> _Excerpt provided_
** start **
News archive

Amlet selected by IBM Hyper Protect Accelerator

posted Sep 16, 2020, 6:49 AM by Enrico Fagnoni   [ updated Sep 16, 2020, 7:17 AM ]

Today (15/09/2020), during the IBM Z Day, It was officially announced that our Amlet project has been selected by the IBM Hyper Protect Accelerator for 2021 as one #2 of most promising 15  projects in the world,  and #1 in Europe. Amlo was admitted to Cohort 2 program in San Francisco Accelerator.

Amlet is a part the Mopso product suite devoted to AML that is able to automate the Customer Due Diligence process throw innovative cryptographic, privacy preserving algorithms.

Anassimene, the third generation of SDaaS is ready

posted Jun 6, 2020, 5:52 AM by Enrico Fagnoni

2020.06.05 today LinkedData.Center labs announce the pre release on SDaaS platform, Two times faster and smart than the previous version.

Anassimene is used in Mopso Brain and Mopso Net products

mopso selected by mps

posted Apr 4, 2020, 6:18 AM by Enrico Fagnoni

mopso has been selected for the OfficinaMPS open banking initiative, the permanent laboratory of Banca Monte dei Paschi di Siena dedicated to innovation.

the MOPSO project started

posted Apr 4, 2020, 6:13 AM by Enrico Fagnoni

Watch out for the robot's error

posted Jun 7, 2019, 7:31 AM by Enrico Fagnoni

The result obtained from an algorithm based on neural networks cannot be explained. Moreover, it always has a statistical error, which is often also quantifiable.

Lack of proof is the fundamental difference between neural networks and other A.I. tools like, for example, the inferential systems based on the open world assumption (i.e. rules systems that are tolerant of any lack of information). Such kind of A.I. systems, unlike neural networks, are always able to motivate their choices. The Semantic Web is the most known example.

The prevailing trend collapses the whole  A.I. ​​on machine learning only  (in particular on neural networks), but there are many ways of doing things. The technique of making a machine learn by example is undoubtedly the one that requires less cognitive effort on the part of human beings, and for that, perhaps it generates so many expectations.

In order for things to work, we always need a logical-deductive substrate, which perhaps, in a more or less distant future, could also be deduced from a machine but which, for now, MUST always be modeled "by hands" and it must always be an integral part of every automatic system that takes decisions.

In other words, you always need to insert the models generated through machine learning in a formal logical context, which evaluates rules defined by humans and based on socially shared conceptualizations.  To build this logical model,  you need to think a lot, discuss a lot and work hard to formalize it, maybe that's why we tend to pretend it's not needed.

In exchange for such significant work, you can always know what you're talking about, what you're doing and why you're doing it. 

Machine Learning: oh yeah?

posted May 17, 2019, 1:51 AM by Enrico Fagnoni   [ updated May 17, 2019, 1:54 AM ]

Recently, someone starts to speak about the training of AI models while maintaining learning data privacy (e.g. "A Demonstration of Sterling: A Privacy-Preserving Data Marketplace" Nick Hynes, David Dao, David Yan, Raymond Cheng, Dawn Song VLDB Demo 2018. )
** end **
> _Given task A_
Answer these questions about the news archive, each on its own line and marked the same way:
(i) For which initiative was mopso selected?
(ii) Which products use Anassimene?
(iii) In the post on the robot's error, what is named as the most known example of A.I. systems that are always able to motivate their choices?
> _Given task B_
Reproduce every line of the records below verbatim, from first to last.

> _Records shown_
** start **
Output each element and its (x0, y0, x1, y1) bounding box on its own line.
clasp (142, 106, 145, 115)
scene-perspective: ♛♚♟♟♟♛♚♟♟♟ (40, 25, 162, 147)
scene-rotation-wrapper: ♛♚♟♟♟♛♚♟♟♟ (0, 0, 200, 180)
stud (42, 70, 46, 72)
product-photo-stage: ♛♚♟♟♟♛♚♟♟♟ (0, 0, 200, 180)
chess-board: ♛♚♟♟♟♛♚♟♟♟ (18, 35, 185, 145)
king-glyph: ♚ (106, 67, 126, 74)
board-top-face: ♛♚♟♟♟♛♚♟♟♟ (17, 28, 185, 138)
** end **
> _Complete output A_
(i) The OfficinaMPS open banking initiative, the permanent laboratory of Banca Monte dei Paschi di Siena dedicated to innovation.
(ii) Mopso Brain and Mopso Net.
(iii) The Semantic Web.

> _Complete output B_
Output each element and its (x0, y0, x1, y1) bounding box on its own line.
clasp (142, 106, 145, 115)
scene-perspective: ♛♚♟♟♟♛♚♟♟♟ (40, 25, 162, 147)
scene-rotation-wrapper: ♛♚♟♟♟♛♚♟♟♟ (0, 0, 200, 180)
stud (42, 70, 46, 72)
product-photo-stage: ♛♚♟♟♟♛♚♟♟♟ (0, 0, 200, 180)
chess-board: ♛♚♟♟♟♛♚♟♟♟ (18, 35, 185, 145)
king-glyph: ♚ (106, 67, 126, 74)
board-top-face: ♛♚♟♟♟♛♚♟♟♟ (17, 28, 185, 138)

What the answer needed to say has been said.